:: DIRECTIONS FOR THIS TASK ::
From the listing below, pull out all lines with "xlabel" in them.

Structured figure records:
= = = = = = =

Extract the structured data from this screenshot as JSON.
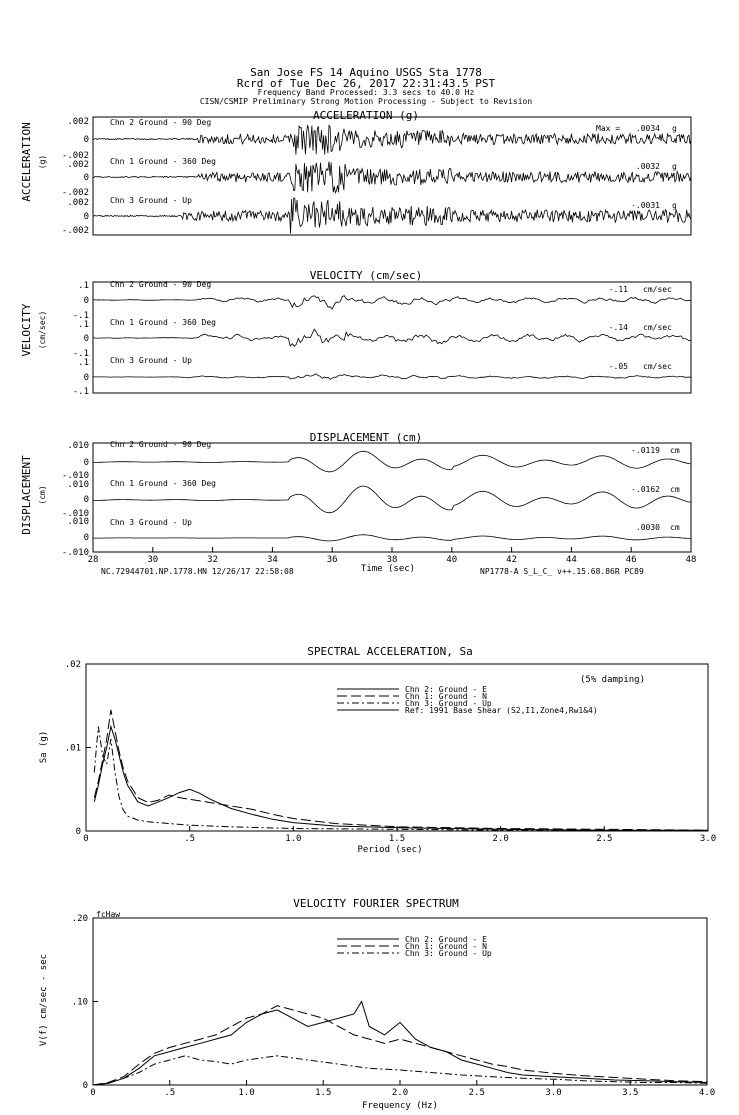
{
  "header": {
    "line1": "San Jose FS 14 Aquino     USGS Sta 1778",
    "line2": "Rcrd of Tue Dec 26, 2017 22:31:43.5 PST",
    "line3": "Frequency Band Processed: 3.3 secs to 40.0 Hz",
    "line4": "CISN/CSMIP Preliminary Strong Motion Processing - Subject to Revision"
  },
  "waveforms": {
    "time_axis": {
      "label": "Time (sec)",
      "range": [
        28,
        48
      ],
      "ticks": [
        "28",
        "30",
        "32",
        "34",
        "36",
        "38",
        "40",
        "42",
        "44",
        "46",
        "48"
      ]
    },
    "footer_left": "NC.72944701.NP.1778.HN 12/26/17 22:58:08",
    "footer_right": "NP1778-A  S_L_C_  v++.15.68.86R PC89",
    "acceleration": {
      "title": "ACCELERATION (g)",
      "side_label": "ACCELERATION",
      "side_unit": "(g)",
      "ytick_top": ".002",
      "ytick_mid": "0",
      "ytick_bot": "-.002",
      "channels": [
        {
          "name": "Chn 2  Ground - 90 Deg",
          "peak_prefix": "Max =",
          "peak": ".0034",
          "unit": "g"
        },
        {
          "name": "Chn 1  Ground - 360 Deg",
          "peak_prefix": "",
          "peak": ".0032",
          "unit": "g"
        },
        {
          "name": "Chn 3  Ground - Up",
          "peak_prefix": "",
          "peak": "-.0031",
          "unit": "g"
        }
      ]
    },
    "velocity": {
      "title": "VELOCITY (cm/sec)",
      "side_label": "VELOCITY",
      "side_unit": "(cm/sec)",
      "ytick_top": ".1",
      "ytick_mid": "0",
      "ytick_bot": "-.1",
      "channels": [
        {
          "name": "Chn 2  Ground - 90 Deg",
          "peak": "-.11",
          "unit": "cm/sec"
        },
        {
          "name": "Chn 1  Ground - 360 Deg",
          "peak": "-.14",
          "unit": "cm/sec"
        },
        {
          "name": "Chn 3  Ground - Up",
          "peak": "-.05",
          "unit": "cm/sec"
        }
      ]
    },
    "displacement": {
      "title": "DISPLACEMENT (cm)",
      "side_label": "DISPLACEMENT",
      "side_unit": "(cm)",
      "ytick_top": ".010",
      "ytick_mid": "0",
      "ytick_bot": "-.010",
      "channels": [
        {
          "name": "Chn 2  Ground - 90 Deg",
          "peak": "-.0119",
          "unit": "cm"
        },
        {
          "name": "Chn 1  Ground - 360 Deg",
          "peak": "-.0162",
          "unit": "cm"
        },
        {
          "name": "Chn 3  Ground - Up",
          "peak": ".0030",
          "unit": "cm"
        }
      ]
    }
  },
  "chart_data": [
    {
      "type": "line",
      "title": "SPECTRAL ACCELERATION, Sa",
      "annotation": "(5% damping)",
      "xlabel": "Period (sec)",
      "ylabel": "Sa (g)",
      "xlim": [
        0,
        3.0
      ],
      "ylim": [
        0,
        0.02
      ],
      "xticks": [
        "0",
        ".5",
        "1.0",
        "1.5",
        "2.0",
        "2.5",
        "3.0"
      ],
      "yticks": [
        "0",
        ".01",
        ".02"
      ],
      "legend_position": "top-right",
      "series": [
        {
          "name": "Chn 2: Ground - E",
          "dash": "solid",
          "x": [
            0.04,
            0.06,
            0.08,
            0.1,
            0.12,
            0.14,
            0.16,
            0.18,
            0.2,
            0.25,
            0.3,
            0.35,
            0.4,
            0.45,
            0.5,
            0.55,
            0.6,
            0.7,
            0.8,
            0.9,
            1.0,
            1.2,
            1.5,
            2.0,
            2.5,
            3.0
          ],
          "y": [
            0.0035,
            0.0055,
            0.008,
            0.01,
            0.0125,
            0.011,
            0.009,
            0.007,
            0.0055,
            0.0035,
            0.003,
            0.0035,
            0.004,
            0.0046,
            0.005,
            0.0045,
            0.0038,
            0.0027,
            0.002,
            0.0014,
            0.001,
            0.0006,
            0.0004,
            0.0002,
            0.0001,
            0.0001
          ]
        },
        {
          "name": "Chn 1: Ground - N",
          "dash": "long-dash",
          "x": [
            0.04,
            0.06,
            0.08,
            0.1,
            0.12,
            0.14,
            0.16,
            0.18,
            0.2,
            0.25,
            0.3,
            0.35,
            0.4,
            0.45,
            0.5,
            0.55,
            0.6,
            0.7,
            0.8,
            0.9,
            1.0,
            1.2,
            1.5,
            2.0,
            2.5,
            3.0
          ],
          "y": [
            0.004,
            0.006,
            0.0085,
            0.011,
            0.0145,
            0.012,
            0.0095,
            0.0075,
            0.006,
            0.004,
            0.0034,
            0.0037,
            0.0043,
            0.004,
            0.0038,
            0.0036,
            0.0034,
            0.003,
            0.0026,
            0.002,
            0.0015,
            0.0009,
            0.0005,
            0.0003,
            0.0002,
            0.0001
          ]
        },
        {
          "name": "Chn 3: Ground - Up",
          "dash": "dash-dot",
          "x": [
            0.04,
            0.05,
            0.06,
            0.08,
            0.1,
            0.12,
            0.14,
            0.16,
            0.18,
            0.2,
            0.25,
            0.3,
            0.4,
            0.5,
            0.7,
            1.0,
            1.5,
            2.0,
            2.5,
            3.0
          ],
          "y": [
            0.007,
            0.01,
            0.0125,
            0.009,
            0.008,
            0.011,
            0.007,
            0.004,
            0.0025,
            0.0018,
            0.0013,
            0.0011,
            0.0009,
            0.0007,
            0.0005,
            0.0003,
            0.0002,
            0.0001,
            0.0001,
            0.0
          ]
        },
        {
          "name": "Ref: 1991 Base Shear (S2,I1,Zone4,Rw1&4)",
          "dash": "solid",
          "x": [],
          "y": []
        }
      ]
    },
    {
      "type": "line",
      "title": "VELOCITY FOURIER SPECTRUM",
      "annotation": "fcHaw",
      "xlabel": "Frequency (Hz)",
      "ylabel": "V(f)   cm/sec - sec",
      "xlim": [
        0,
        4.0
      ],
      "ylim": [
        0,
        0.2
      ],
      "xticks": [
        "0",
        ".5",
        "1.0",
        "1.5",
        "2.0",
        "2.5",
        "3.0",
        "3.5",
        "4.0"
      ],
      "yticks": [
        "0",
        ".10",
        ".20"
      ],
      "legend_position": "top-right",
      "series": [
        {
          "name": "Chn 2: Ground - E",
          "dash": "solid",
          "x": [
            0.0,
            0.1,
            0.2,
            0.3,
            0.4,
            0.5,
            0.6,
            0.7,
            0.8,
            0.9,
            1.0,
            1.1,
            1.2,
            1.3,
            1.4,
            1.5,
            1.6,
            1.7,
            1.75,
            1.8,
            1.9,
            2.0,
            2.1,
            2.2,
            2.3,
            2.4,
            2.5,
            2.6,
            2.7,
            2.8,
            3.0,
            3.2,
            3.4,
            3.6,
            3.8,
            4.0
          ],
          "y": [
            0.0,
            0.002,
            0.008,
            0.02,
            0.035,
            0.04,
            0.045,
            0.05,
            0.055,
            0.06,
            0.075,
            0.085,
            0.09,
            0.08,
            0.07,
            0.075,
            0.08,
            0.085,
            0.1,
            0.07,
            0.06,
            0.075,
            0.055,
            0.045,
            0.04,
            0.03,
            0.025,
            0.02,
            0.015,
            0.012,
            0.01,
            0.008,
            0.006,
            0.005,
            0.004,
            0.003
          ]
        },
        {
          "name": "Chn 1: Ground - N",
          "dash": "long-dash",
          "x": [
            0.0,
            0.1,
            0.2,
            0.3,
            0.4,
            0.5,
            0.6,
            0.7,
            0.8,
            0.9,
            1.0,
            1.1,
            1.2,
            1.3,
            1.4,
            1.5,
            1.6,
            1.7,
            1.8,
            1.9,
            2.0,
            2.1,
            2.2,
            2.3,
            2.4,
            2.5,
            2.6,
            2.7,
            2.8,
            3.0,
            3.2,
            3.4,
            3.6,
            3.8,
            4.0
          ],
          "y": [
            0.0,
            0.003,
            0.01,
            0.025,
            0.038,
            0.045,
            0.05,
            0.055,
            0.06,
            0.07,
            0.08,
            0.085,
            0.095,
            0.09,
            0.085,
            0.08,
            0.07,
            0.06,
            0.055,
            0.05,
            0.055,
            0.05,
            0.045,
            0.04,
            0.035,
            0.03,
            0.025,
            0.022,
            0.018,
            0.014,
            0.011,
            0.009,
            0.007,
            0.005,
            0.004
          ]
        },
        {
          "name": "Chn 3: Ground - Up",
          "dash": "dash-dot",
          "x": [
            0.0,
            0.1,
            0.2,
            0.3,
            0.4,
            0.5,
            0.6,
            0.7,
            0.8,
            0.9,
            1.0,
            1.2,
            1.4,
            1.6,
            1.8,
            2.0,
            2.2,
            2.4,
            2.6,
            2.8,
            3.0,
            3.2,
            3.4,
            3.6,
            3.8,
            4.0
          ],
          "y": [
            0.0,
            0.002,
            0.008,
            0.015,
            0.025,
            0.03,
            0.035,
            0.03,
            0.028,
            0.025,
            0.03,
            0.035,
            0.03,
            0.025,
            0.02,
            0.018,
            0.015,
            0.012,
            0.01,
            0.008,
            0.007,
            0.005,
            0.004,
            0.003,
            0.003,
            0.002
          ]
        }
      ]
    }
  ]
}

= = = = = = =

:: ANSWER FOR THIS EXERCISE ::
      "xlabel": "Period (sec)",
      "xlabel": "Frequency (Hz)",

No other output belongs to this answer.